▶ [WORK TO DO]: Return the full material exactly.

▶ [DATA FOR THE TASK]:
---+---
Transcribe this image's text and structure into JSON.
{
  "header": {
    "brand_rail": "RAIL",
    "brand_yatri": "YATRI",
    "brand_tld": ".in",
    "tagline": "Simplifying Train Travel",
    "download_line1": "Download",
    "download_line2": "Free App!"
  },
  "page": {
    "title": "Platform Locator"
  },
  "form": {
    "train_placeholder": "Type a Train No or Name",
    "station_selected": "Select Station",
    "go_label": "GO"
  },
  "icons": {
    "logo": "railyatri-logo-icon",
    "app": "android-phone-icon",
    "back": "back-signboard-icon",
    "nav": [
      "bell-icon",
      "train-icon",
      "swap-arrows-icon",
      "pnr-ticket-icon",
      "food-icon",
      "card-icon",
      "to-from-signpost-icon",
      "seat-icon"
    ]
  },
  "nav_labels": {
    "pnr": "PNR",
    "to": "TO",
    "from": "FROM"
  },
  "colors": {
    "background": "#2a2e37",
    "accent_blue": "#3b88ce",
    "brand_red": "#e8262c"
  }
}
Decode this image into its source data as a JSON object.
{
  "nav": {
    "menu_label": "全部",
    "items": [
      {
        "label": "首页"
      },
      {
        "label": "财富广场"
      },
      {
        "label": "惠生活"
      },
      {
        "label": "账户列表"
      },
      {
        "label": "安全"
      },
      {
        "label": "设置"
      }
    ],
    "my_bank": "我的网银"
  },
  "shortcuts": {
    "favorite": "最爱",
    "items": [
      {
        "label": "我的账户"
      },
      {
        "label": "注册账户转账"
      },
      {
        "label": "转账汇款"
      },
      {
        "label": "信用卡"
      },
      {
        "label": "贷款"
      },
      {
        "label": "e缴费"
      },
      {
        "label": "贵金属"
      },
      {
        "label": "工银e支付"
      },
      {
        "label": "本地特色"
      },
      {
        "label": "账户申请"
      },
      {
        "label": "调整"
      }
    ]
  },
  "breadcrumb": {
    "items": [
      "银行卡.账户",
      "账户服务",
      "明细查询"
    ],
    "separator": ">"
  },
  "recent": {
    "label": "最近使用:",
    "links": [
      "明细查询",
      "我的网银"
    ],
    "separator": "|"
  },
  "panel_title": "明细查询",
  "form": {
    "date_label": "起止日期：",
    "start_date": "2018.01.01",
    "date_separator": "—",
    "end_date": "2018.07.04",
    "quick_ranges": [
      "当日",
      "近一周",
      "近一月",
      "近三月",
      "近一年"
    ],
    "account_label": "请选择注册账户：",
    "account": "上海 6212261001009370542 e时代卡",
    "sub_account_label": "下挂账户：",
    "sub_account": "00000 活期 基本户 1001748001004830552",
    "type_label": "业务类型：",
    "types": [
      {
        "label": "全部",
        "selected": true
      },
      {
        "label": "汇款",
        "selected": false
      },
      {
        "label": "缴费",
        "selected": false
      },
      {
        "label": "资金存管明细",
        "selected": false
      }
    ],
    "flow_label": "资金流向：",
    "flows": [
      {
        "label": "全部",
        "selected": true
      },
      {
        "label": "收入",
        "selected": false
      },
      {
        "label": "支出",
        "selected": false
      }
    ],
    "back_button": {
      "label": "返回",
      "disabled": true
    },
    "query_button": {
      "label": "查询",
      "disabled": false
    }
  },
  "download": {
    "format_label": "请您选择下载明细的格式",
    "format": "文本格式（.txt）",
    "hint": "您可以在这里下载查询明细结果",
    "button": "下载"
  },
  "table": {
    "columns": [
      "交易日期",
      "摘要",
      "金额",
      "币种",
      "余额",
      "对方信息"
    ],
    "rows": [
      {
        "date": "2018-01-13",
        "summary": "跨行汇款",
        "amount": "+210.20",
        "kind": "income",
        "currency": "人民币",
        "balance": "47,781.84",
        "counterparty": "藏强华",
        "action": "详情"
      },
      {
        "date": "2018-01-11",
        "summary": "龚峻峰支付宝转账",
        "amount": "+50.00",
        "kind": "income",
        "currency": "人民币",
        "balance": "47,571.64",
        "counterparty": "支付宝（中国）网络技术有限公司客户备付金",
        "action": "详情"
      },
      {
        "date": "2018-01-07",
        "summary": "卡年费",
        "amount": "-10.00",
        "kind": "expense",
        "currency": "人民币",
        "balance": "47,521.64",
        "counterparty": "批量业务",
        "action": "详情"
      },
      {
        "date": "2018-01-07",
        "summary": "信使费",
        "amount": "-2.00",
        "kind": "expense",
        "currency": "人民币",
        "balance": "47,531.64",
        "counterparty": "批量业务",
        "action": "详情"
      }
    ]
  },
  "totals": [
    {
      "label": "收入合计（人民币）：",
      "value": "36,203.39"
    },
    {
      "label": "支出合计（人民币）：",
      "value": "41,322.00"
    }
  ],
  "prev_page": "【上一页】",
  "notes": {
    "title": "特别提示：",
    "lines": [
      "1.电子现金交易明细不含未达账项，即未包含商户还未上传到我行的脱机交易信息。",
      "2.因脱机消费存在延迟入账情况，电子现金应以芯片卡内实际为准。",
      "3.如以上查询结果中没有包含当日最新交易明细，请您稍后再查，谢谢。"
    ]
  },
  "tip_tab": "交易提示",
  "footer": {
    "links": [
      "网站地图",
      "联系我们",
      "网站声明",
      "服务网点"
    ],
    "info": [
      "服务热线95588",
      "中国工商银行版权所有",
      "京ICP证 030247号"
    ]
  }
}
---+---
▶ [PROBLEM SOLUTION]:
Transcribe this image's text and structure into JSON.
{
  "header": {
    "brand_rail": "RAIL",
    "brand_yatri": "YATRI",
    "brand_tld": ".in",
    "tagline": "Simplifying Train Travel",
    "download_line1": "Download",
    "download_line2": "Free App!"
  },
  "page": {
    "title": "Platform Locator"
  },
  "form": {
    "train_placeholder": "Type a Train No or Name",
    "station_selected": "Select Station",
    "go_label": "GO"
  },
  "icons": {
    "logo": "railyatri-logo-icon",
    "app": "android-phone-icon",
    "back": "back-signboard-icon",
    "nav": [
      "bell-icon",
      "train-icon",
      "swap-arrows-icon",
      "pnr-ticket-icon",
      "food-icon",
      "card-icon",
      "to-from-signpost-icon",
      "seat-icon"
    ]
  },
  "nav_labels": {
    "pnr": "PNR",
    "to": "TO",
    "from": "FROM"
  },
  "colors": {
    "background": "#2a2e37",
    "accent_blue": "#3b88ce",
    "brand_red": "#e8262c"
  }
}
Decode this image into its source data as a JSON object.
{
  "nav": {
    "menu_label": "全部",
    "items": [
      {
        "label": "首页"
      },
      {
        "label": "财富广场"
      },
      {
        "label": "惠生活"
      },
      {
        "label": "账户列表"
      },
      {
        "label": "安全"
      },
      {
        "label": "设置"
      }
    ],
    "my_bank": "我的网银"
  },
  "shortcuts": {
    "favorite": "最爱",
    "items": [
      {
        "label": "我的账户"
      },
      {
        "label": "注册账户转账"
      },
      {
        "label": "转账汇款"
      },
      {
        "label": "信用卡"
      },
      {
        "label": "贷款"
      },
      {
        "label": "e缴费"
      },
      {
        "label": "贵金属"
      },
      {
        "label": "工银e支付"
      },
      {
        "label": "本地特色"
      },
      {
        "label": "账户申请"
      },
      {
        "label": "调整"
      }
    ]
  },
  "breadcrumb": {
    "items": [
      "银行卡.账户",
      "账户服务",
      "明细查询"
    ],
    "separator": ">"
  },
  "recent": {
    "label": "最近使用:",
    "links": [
      "明细查询",
      "我的网银"
    ],
    "separator": "|"
  },
  "panel_title": "明细查询",
  "form": {
    "date_label": "起止日期：",
    "start_date": "2018.01.01",
    "date_separator": "—",
    "end_date": "2018.07.04",
    "quick_ranges": [
      "当日",
      "近一周",
      "近一月",
      "近三月",
      "近一年"
    ],
    "account_label": "请选择注册账户：",
    "account": "上海 6212261001009370542 e时代卡",
    "sub_account_label": "下挂账户：",
    "sub_account": "00000 活期 基本户 1001748001004830552",
    "type_label": "业务类型：",
    "types": [
      {
        "label": "全部",
        "selected": true
      },
      {
        "label": "汇款",
        "selected": false
      },
      {
        "label": "缴费",
        "selected": false
      },
      {
        "label": "资金存管明细",
        "selected": false
      }
    ],
    "flow_label": "资金流向：",
    "flows": [
      {
        "label": "全部",
        "selected": true
      },
      {
        "label": "收入",
        "selected": false
      },
      {
        "label": "支出",
        "selected": false
      }
    ],
    "back_button": {
      "label": "返回",
      "disabled": true
    },
    "query_button": {
      "label": "查询",
      "disabled": false
    }
  },
  "download": {
    "format_label": "请您选择下载明细的格式",
    "format": "文本格式（.txt）",
    "hint": "您可以在这里下载查询明细结果",
    "button": "下载"
  },
  "table": {
    "columns": [
      "交易日期",
      "摘要",
      "金额",
      "币种",
      "余额",
      "对方信息"
    ],
    "rows": [
      {
        "date": "2018-01-13",
        "summary": "跨行汇款",
        "amount": "+210.20",
        "kind": "income",
        "currency": "人民币",
        "balance": "47,781.84",
        "counterparty": "藏强华",
        "action": "详情"
      },
      {
        "date": "2018-01-11",
        "summary": "龚峻峰支付宝转账",
        "amount": "+50.00",
        "kind": "income",
        "currency": "人民币",
        "balance": "47,571.64",
        "counterparty": "支付宝（中国）网络技术有限公司客户备付金",
        "action": "详情"
      },
      {
        "date": "2018-01-07",
        "summary": "卡年费",
        "amount": "-10.00",
        "kind": "expense",
        "currency": "人民币",
        "balance": "47,521.64",
        "counterparty": "批量业务",
        "action": "详情"
      },
      {
        "date": "2018-01-07",
        "summary": "信使费",
        "amount": "-2.00",
        "kind": "expense",
        "currency": "人民币",
        "balance": "47,531.64",
        "counterparty": "批量业务",
        "action": "详情"
      }
    ]
  },
  "totals": [
    {
      "label": "收入合计（人民币）：",
      "value": "36,203.39"
    },
    {
      "label": "支出合计（人民币）：",
      "value": "41,322.00"
    }
  ],
  "prev_page": "【上一页】",
  "notes": {
    "title": "特别提示：",
    "lines": [
      "1.电子现金交易明细不含未达账项，即未包含商户还未上传到我行的脱机交易信息。",
      "2.因脱机消费存在延迟入账情况，电子现金应以芯片卡内实际为准。",
      "3.如以上查询结果中没有包含当日最新交易明细，请您稍后再查，谢谢。"
    ]
  },
  "tip_tab": "交易提示",
  "footer": {
    "links": [
      "网站地图",
      "联系我们",
      "网站声明",
      "服务网点"
    ],
    "info": [
      "服务热线95588",
      "中国工商银行版权所有",
      "京ICP证 030247号"
    ]
  }
}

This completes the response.